======== EXERCISE MATERIAL
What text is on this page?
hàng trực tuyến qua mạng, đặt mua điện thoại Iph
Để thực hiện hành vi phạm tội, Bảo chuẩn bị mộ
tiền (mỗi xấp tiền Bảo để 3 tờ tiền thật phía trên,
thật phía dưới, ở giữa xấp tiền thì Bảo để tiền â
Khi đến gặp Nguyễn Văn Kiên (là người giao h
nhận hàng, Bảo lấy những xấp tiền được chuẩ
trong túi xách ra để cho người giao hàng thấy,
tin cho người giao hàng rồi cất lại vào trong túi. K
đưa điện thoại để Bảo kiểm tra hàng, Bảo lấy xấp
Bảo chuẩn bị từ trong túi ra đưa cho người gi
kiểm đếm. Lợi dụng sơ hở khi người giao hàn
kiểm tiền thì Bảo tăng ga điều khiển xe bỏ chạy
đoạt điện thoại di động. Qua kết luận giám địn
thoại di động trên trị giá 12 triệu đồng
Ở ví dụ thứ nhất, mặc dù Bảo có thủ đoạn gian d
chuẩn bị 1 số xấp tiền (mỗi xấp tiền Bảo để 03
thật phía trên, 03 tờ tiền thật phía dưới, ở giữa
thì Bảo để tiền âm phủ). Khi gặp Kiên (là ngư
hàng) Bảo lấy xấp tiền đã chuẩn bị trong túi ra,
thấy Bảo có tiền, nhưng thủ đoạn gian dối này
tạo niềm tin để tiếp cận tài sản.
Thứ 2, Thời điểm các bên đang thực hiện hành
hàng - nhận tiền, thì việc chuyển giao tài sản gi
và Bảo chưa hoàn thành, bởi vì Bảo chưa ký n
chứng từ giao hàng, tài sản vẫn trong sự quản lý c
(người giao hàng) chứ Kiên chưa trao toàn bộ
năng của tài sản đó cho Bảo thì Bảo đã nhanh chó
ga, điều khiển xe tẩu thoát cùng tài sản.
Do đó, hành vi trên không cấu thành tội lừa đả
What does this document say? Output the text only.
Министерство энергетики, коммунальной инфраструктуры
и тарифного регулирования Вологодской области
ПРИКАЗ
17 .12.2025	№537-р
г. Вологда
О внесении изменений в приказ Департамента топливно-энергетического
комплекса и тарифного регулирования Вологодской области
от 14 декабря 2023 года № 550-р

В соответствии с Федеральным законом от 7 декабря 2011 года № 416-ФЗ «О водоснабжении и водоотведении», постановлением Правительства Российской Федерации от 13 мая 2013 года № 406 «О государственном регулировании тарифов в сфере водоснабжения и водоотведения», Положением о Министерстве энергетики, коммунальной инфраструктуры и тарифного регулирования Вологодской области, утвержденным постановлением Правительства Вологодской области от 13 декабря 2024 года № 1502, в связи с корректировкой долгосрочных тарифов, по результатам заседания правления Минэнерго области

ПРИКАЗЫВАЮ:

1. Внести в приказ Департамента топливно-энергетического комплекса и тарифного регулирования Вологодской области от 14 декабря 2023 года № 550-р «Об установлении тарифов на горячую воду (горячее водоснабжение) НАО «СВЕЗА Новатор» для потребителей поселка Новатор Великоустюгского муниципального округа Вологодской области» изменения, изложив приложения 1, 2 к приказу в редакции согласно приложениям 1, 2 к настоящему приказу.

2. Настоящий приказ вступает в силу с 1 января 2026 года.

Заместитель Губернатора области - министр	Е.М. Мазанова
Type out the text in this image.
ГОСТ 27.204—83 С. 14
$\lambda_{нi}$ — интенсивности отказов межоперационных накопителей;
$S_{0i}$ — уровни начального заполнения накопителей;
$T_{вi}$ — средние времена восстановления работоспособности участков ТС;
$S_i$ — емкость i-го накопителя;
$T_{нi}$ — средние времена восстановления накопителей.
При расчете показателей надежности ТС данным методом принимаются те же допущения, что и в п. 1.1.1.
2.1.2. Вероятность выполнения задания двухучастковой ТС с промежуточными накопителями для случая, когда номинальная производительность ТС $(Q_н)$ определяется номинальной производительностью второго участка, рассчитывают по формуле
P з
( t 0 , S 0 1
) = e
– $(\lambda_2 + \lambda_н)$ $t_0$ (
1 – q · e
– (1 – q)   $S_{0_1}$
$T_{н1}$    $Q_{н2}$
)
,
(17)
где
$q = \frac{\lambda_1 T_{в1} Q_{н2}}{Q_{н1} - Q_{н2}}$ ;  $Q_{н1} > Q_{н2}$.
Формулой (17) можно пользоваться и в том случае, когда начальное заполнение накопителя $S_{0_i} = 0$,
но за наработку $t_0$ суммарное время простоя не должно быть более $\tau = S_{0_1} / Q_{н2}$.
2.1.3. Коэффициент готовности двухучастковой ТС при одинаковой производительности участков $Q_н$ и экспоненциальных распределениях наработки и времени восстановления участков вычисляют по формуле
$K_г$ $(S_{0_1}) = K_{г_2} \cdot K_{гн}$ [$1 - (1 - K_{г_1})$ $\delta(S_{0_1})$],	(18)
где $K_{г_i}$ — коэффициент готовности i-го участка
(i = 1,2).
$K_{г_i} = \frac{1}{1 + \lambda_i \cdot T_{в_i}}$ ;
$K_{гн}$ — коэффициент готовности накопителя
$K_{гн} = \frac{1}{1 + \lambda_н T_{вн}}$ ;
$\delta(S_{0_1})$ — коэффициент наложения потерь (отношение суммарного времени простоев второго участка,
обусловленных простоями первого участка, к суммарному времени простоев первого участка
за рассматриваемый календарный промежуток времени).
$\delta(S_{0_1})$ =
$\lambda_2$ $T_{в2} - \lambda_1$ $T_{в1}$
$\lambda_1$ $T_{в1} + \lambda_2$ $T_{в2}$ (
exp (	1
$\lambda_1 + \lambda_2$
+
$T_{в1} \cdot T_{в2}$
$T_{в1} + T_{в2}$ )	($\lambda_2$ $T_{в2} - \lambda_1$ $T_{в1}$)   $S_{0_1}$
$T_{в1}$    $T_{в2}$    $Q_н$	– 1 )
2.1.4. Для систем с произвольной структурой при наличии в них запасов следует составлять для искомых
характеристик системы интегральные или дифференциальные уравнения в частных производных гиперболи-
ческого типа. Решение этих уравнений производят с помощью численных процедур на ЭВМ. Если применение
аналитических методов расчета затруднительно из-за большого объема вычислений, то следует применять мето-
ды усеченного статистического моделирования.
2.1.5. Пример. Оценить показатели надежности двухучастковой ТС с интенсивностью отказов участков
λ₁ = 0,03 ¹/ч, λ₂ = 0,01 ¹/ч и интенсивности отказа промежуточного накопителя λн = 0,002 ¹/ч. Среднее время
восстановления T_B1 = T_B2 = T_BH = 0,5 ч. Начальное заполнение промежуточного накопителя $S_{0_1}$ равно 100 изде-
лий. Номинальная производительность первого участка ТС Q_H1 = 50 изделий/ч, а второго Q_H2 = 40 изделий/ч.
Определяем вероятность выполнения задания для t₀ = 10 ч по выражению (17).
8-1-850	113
================
TASK REQUIREMENTS:
Write out the entries in full, exactly as given.

THE REPLY:
What text is on this page?
hàng trực tuyến qua mạng, đặt mua điện thoại Iph
Để thực hiện hành vi phạm tội, Bảo chuẩn bị mộ
tiền (mỗi xấp tiền Bảo để 3 tờ tiền thật phía trên,
thật phía dưới, ở giữa xấp tiền thì Bảo để tiền â
Khi đến gặp Nguyễn Văn Kiên (là người giao h
nhận hàng, Bảo lấy những xấp tiền được chuẩ
trong túi xách ra để cho người giao hàng thấy,
tin cho người giao hàng rồi cất lại vào trong túi. K
đưa điện thoại để Bảo kiểm tra hàng, Bảo lấy xấp
Bảo chuẩn bị từ trong túi ra đưa cho người gi
kiểm đếm. Lợi dụng sơ hở khi người giao hàn
kiểm tiền thì Bảo tăng ga điều khiển xe bỏ chạy
đoạt điện thoại di động. Qua kết luận giám địn
thoại di động trên trị giá 12 triệu đồng
Ở ví dụ thứ nhất, mặc dù Bảo có thủ đoạn gian d
chuẩn bị 1 số xấp tiền (mỗi xấp tiền Bảo để 03
thật phía trên, 03 tờ tiền thật phía dưới, ở giữa
thì Bảo để tiền âm phủ). Khi gặp Kiên (là ngư
hàng) Bảo lấy xấp tiền đã chuẩn bị trong túi ra,
thấy Bảo có tiền, nhưng thủ đoạn gian dối này
tạo niềm tin để tiếp cận tài sản.
Thứ 2, Thời điểm các bên đang thực hiện hành
hàng - nhận tiền, thì việc chuyển giao tài sản gi
và Bảo chưa hoàn thành, bởi vì Bảo chưa ký n
chứng từ giao hàng, tài sản vẫn trong sự quản lý c
(người giao hàng) chứ Kiên chưa trao toàn bộ
năng của tài sản đó cho Bảo thì Bảo đã nhanh chó
ga, điều khiển xe tẩu thoát cùng tài sản.
Do đó, hành vi trên không cấu thành tội lừa đả
What does this document say? Output the text only.
Министерство энергетики, коммунальной инфраструктуры
и тарифного регулирования Вологодской области
ПРИКАЗ
17 .12.2025	№537-р
г. Вологда
О внесении изменений в приказ Департамента топливно-энергетического
комплекса и тарифного регулирования Вологодской области
от 14 декабря 2023 года № 550-р

В соответствии с Федеральным законом от 7 декабря 2011 года № 416-ФЗ «О водоснабжении и водоотведении», постановлением Правительства Российской Федерации от 13 мая 2013 года № 406 «О государственном регулировании тарифов в сфере водоснабжения и водоотведения», Положением о Министерстве энергетики, коммунальной инфраструктуры и тарифного регулирования Вологодской области, утвержденным постановлением Правительства Вологодской области от 13 декабря 2024 года № 1502, в связи с корректировкой долгосрочных тарифов, по результатам заседания правления Минэнерго области

ПРИКАЗЫВАЮ:

1. Внести в приказ Департамента топливно-энергетического комплекса и тарифного регулирования Вологодской области от 14 декабря 2023 года № 550-р «Об установлении тарифов на горячую воду (горячее водоснабжение) НАО «СВЕЗА Новатор» для потребителей поселка Новатор Великоустюгского муниципального округа Вологодской области» изменения, изложив приложения 1, 2 к приказу в редакции согласно приложениям 1, 2 к настоящему приказу.

2. Настоящий приказ вступает в силу с 1 января 2026 года.

Заместитель Губернатора области - министр	Е.М. Мазанова
Type out the text in this image.
ГОСТ 27.204—83 С. 14
$\lambda_{нi}$ — интенсивности отказов межоперационных накопителей;
$S_{0i}$ — уровни начального заполнения накопителей;
$T_{вi}$ — средние времена восстановления работоспособности участков ТС;
$S_i$ — емкость i-го накопителя;
$T_{нi}$ — средние времена восстановления накопителей.
При расчете показателей надежности ТС данным методом принимаются те же допущения, что и в п. 1.1.1.
2.1.2. Вероятность выполнения задания двухучастковой ТС с промежуточными накопителями для случая, когда номинальная производительность ТС $(Q_н)$ определяется номинальной производительностью второго участка, рассчитывают по формуле
P з
( t 0 , S 0 1
) = e
– $(\lambda_2 + \lambda_н)$ $t_0$ (
1 – q · e
– (1 – q)   $S_{0_1}$
$T_{н1}$    $Q_{н2}$
)
,
(17)
где
$q = \frac{\lambda_1 T_{в1} Q_{н2}}{Q_{н1} - Q_{н2}}$ ;  $Q_{н1} > Q_{н2}$.
Формулой (17) можно пользоваться и в том случае, когда начальное заполнение накопителя $S_{0_i} = 0$,
но за наработку $t_0$ суммарное время простоя не должно быть более $\tau = S_{0_1} / Q_{н2}$.
2.1.3. Коэффициент готовности двухучастковой ТС при одинаковой производительности участков $Q_н$ и экспоненциальных распределениях наработки и времени восстановления участков вычисляют по формуле
$K_г$ $(S_{0_1}) = K_{г_2} \cdot K_{гн}$ [$1 - (1 - K_{г_1})$ $\delta(S_{0_1})$],	(18)
где $K_{г_i}$ — коэффициент готовности i-го участка
(i = 1,2).
$K_{г_i} = \frac{1}{1 + \lambda_i \cdot T_{в_i}}$ ;
$K_{гн}$ — коэффициент готовности накопителя
$K_{гн} = \frac{1}{1 + \lambda_н T_{вн}}$ ;
$\delta(S_{0_1})$ — коэффициент наложения потерь (отношение суммарного времени простоев второго участка,
обусловленных простоями первого участка, к суммарному времени простоев первого участка
за рассматриваемый календарный промежуток времени).
$\delta(S_{0_1})$ =
$\lambda_2$ $T_{в2} - \lambda_1$ $T_{в1}$
$\lambda_1$ $T_{в1} + \lambda_2$ $T_{в2}$ (
exp (	1
$\lambda_1 + \lambda_2$
+
$T_{в1} \cdot T_{в2}$
$T_{в1} + T_{в2}$ )	($\lambda_2$ $T_{в2} - \lambda_1$ $T_{в1}$)   $S_{0_1}$
$T_{в1}$    $T_{в2}$    $Q_н$	– 1 )
2.1.4. Для систем с произвольной структурой при наличии в них запасов следует составлять для искомых
характеристик системы интегральные или дифференциальные уравнения в частных производных гиперболи-
ческого типа. Решение этих уравнений производят с помощью численных процедур на ЭВМ. Если применение
аналитических методов расчета затруднительно из-за большого объема вычислений, то следует применять мето-
ды усеченного статистического моделирования.
2.1.5. Пример. Оценить показатели надежности двухучастковой ТС с интенсивностью отказов участков
λ₁ = 0,03 ¹/ч, λ₂ = 0,01 ¹/ч и интенсивности отказа промежуточного накопителя λн = 0,002 ¹/ч. Среднее время
восстановления T_B1 = T_B2 = T_BH = 0,5 ч. Начальное заполнение промежуточного накопителя $S_{0_1}$ равно 100 изде-
лий. Номинальная производительность первого участка ТС Q_H1 = 50 изделий/ч, а второго Q_H2 = 40 изделий/ч.
Определяем вероятность выполнения задания для t₀ = 10 ч по выражению (17).
8-1-850	113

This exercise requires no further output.